## EXERCISE OBJECTIVE
Find every line with the word "sprzedaży" and give their count, nothing else.

## Records contained in a dataset
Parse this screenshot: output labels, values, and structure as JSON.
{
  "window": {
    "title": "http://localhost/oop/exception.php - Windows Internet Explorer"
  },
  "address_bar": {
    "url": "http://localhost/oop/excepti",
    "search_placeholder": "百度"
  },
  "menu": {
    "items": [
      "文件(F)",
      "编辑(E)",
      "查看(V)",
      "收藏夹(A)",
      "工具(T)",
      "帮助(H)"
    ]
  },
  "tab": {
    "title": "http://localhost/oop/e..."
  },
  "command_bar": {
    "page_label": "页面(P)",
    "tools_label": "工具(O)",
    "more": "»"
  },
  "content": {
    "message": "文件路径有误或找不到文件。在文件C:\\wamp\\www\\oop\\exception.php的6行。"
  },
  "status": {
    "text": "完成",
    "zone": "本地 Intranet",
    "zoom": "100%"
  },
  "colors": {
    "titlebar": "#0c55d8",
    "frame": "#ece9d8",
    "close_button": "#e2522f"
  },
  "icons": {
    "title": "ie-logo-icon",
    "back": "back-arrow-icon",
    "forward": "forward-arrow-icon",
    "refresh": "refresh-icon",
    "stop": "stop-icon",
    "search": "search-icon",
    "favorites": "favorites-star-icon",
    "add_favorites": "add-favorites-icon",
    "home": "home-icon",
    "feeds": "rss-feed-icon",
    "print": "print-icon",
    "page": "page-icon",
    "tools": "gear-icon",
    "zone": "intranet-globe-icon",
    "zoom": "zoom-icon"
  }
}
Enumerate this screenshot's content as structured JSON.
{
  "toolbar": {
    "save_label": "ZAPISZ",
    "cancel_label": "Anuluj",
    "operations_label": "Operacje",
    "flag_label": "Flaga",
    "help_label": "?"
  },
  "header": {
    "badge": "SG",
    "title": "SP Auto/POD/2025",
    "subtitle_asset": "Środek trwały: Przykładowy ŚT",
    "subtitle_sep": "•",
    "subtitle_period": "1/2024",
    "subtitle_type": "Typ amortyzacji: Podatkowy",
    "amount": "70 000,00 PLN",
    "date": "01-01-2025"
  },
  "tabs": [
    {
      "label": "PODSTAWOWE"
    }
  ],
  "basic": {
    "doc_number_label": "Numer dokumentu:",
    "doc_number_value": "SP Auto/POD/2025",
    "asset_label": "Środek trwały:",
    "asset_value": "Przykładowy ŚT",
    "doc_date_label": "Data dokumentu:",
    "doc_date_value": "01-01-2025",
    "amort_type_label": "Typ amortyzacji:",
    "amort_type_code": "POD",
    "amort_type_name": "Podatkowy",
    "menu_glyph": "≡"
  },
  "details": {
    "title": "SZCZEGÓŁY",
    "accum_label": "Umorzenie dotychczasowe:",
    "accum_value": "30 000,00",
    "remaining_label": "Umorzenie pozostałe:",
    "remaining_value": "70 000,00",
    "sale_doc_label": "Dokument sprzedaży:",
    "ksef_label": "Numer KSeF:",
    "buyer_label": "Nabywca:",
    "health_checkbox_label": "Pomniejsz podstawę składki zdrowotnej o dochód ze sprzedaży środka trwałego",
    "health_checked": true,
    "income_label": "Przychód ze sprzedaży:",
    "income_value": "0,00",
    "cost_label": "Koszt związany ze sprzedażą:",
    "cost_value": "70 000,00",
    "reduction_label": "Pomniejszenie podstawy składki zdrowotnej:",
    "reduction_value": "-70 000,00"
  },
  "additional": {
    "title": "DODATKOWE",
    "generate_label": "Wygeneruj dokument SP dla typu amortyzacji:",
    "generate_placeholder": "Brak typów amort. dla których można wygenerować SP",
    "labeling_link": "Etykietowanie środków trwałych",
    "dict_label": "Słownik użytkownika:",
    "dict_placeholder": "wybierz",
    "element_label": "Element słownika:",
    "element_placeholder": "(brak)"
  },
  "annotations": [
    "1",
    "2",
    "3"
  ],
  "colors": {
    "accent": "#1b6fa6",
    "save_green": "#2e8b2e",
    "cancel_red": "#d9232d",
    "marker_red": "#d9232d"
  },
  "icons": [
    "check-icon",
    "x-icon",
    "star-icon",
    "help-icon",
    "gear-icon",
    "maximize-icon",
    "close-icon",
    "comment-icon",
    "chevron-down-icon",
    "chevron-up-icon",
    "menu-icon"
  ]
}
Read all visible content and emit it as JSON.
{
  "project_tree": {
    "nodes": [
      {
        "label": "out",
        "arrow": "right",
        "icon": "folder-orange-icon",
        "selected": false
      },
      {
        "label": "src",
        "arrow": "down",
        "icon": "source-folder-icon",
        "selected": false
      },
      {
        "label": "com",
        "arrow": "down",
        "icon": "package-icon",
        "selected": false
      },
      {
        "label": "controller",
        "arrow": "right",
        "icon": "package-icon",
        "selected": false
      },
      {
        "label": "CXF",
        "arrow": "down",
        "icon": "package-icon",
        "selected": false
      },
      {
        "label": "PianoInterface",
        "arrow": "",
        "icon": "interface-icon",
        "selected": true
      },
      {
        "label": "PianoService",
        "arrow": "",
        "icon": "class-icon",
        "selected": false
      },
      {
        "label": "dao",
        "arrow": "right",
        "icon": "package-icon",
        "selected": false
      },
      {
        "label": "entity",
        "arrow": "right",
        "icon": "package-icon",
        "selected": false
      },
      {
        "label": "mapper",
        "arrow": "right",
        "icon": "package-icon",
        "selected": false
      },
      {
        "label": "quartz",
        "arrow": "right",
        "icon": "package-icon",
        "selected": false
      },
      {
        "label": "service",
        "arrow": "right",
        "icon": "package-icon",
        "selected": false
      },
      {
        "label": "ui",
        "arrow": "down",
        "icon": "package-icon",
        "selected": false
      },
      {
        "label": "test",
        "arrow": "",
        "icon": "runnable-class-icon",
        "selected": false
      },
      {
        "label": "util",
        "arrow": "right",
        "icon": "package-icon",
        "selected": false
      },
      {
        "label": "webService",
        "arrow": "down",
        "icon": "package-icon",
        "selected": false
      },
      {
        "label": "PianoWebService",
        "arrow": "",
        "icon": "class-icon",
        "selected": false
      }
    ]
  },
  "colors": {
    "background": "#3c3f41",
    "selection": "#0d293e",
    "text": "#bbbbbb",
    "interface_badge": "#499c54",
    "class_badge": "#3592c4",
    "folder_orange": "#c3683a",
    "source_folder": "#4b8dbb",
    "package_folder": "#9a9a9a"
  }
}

## ANSWER BELOW
3